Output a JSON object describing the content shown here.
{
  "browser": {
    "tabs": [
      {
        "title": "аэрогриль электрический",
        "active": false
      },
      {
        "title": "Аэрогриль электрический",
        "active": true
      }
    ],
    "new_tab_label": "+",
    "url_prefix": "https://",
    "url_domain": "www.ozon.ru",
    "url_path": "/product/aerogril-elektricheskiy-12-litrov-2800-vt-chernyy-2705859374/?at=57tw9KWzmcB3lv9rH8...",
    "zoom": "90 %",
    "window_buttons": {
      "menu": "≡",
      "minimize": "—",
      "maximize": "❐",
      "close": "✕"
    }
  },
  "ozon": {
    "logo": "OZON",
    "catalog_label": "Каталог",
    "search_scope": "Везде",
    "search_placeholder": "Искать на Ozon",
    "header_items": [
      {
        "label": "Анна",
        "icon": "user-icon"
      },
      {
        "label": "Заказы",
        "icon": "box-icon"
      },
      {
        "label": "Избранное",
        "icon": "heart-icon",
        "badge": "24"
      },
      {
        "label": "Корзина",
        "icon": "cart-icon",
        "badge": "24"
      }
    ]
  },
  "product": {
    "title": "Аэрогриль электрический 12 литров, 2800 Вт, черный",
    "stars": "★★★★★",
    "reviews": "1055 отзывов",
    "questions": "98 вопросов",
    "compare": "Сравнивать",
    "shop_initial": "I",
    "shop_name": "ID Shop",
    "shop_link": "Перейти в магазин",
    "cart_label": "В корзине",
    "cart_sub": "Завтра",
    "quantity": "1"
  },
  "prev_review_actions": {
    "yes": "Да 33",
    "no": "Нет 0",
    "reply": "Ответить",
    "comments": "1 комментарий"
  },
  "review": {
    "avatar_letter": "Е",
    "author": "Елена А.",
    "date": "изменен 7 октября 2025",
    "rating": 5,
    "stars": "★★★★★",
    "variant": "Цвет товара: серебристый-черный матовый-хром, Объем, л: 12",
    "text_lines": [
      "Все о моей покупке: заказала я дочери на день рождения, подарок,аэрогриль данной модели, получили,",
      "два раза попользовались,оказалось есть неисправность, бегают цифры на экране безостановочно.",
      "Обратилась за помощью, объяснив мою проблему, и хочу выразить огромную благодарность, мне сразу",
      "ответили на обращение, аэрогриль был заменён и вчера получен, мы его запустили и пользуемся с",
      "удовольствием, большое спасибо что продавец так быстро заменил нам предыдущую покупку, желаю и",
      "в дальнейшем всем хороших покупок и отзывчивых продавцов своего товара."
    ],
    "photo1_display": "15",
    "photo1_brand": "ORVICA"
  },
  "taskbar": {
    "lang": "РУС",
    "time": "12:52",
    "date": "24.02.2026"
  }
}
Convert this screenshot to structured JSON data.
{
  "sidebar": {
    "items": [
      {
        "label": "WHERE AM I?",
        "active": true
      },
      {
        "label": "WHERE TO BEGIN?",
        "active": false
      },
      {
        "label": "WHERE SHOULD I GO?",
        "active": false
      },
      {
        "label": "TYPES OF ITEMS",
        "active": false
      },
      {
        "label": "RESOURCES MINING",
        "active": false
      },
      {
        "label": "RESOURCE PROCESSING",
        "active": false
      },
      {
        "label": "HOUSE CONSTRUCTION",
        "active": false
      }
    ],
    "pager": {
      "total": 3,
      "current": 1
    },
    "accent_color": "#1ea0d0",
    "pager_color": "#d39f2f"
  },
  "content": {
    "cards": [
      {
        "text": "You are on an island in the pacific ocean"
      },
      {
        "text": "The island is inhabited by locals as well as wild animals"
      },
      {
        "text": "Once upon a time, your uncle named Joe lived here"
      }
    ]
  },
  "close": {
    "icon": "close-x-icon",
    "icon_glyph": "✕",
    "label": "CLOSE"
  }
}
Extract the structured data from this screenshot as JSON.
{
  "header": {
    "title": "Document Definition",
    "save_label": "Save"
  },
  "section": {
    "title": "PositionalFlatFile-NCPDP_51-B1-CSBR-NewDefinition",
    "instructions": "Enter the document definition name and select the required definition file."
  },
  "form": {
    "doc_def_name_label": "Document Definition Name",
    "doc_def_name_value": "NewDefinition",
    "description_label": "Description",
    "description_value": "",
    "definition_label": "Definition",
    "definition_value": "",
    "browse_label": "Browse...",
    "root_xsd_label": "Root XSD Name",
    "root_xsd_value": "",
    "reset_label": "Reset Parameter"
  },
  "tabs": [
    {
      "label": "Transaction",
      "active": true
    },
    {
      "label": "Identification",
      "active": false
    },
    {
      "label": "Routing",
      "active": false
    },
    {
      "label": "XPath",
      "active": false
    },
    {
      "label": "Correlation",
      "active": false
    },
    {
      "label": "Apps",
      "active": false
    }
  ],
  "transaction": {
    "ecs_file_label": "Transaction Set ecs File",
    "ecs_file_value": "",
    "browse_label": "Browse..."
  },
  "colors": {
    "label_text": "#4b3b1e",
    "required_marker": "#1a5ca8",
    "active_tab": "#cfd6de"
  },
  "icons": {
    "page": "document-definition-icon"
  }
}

WHAT YOU WILL DO: Return each line where "screenshot" shows up.

FINISHED TASK:
Convert this screenshot to structured JSON data.
Extract the structured data from this screenshot as JSON.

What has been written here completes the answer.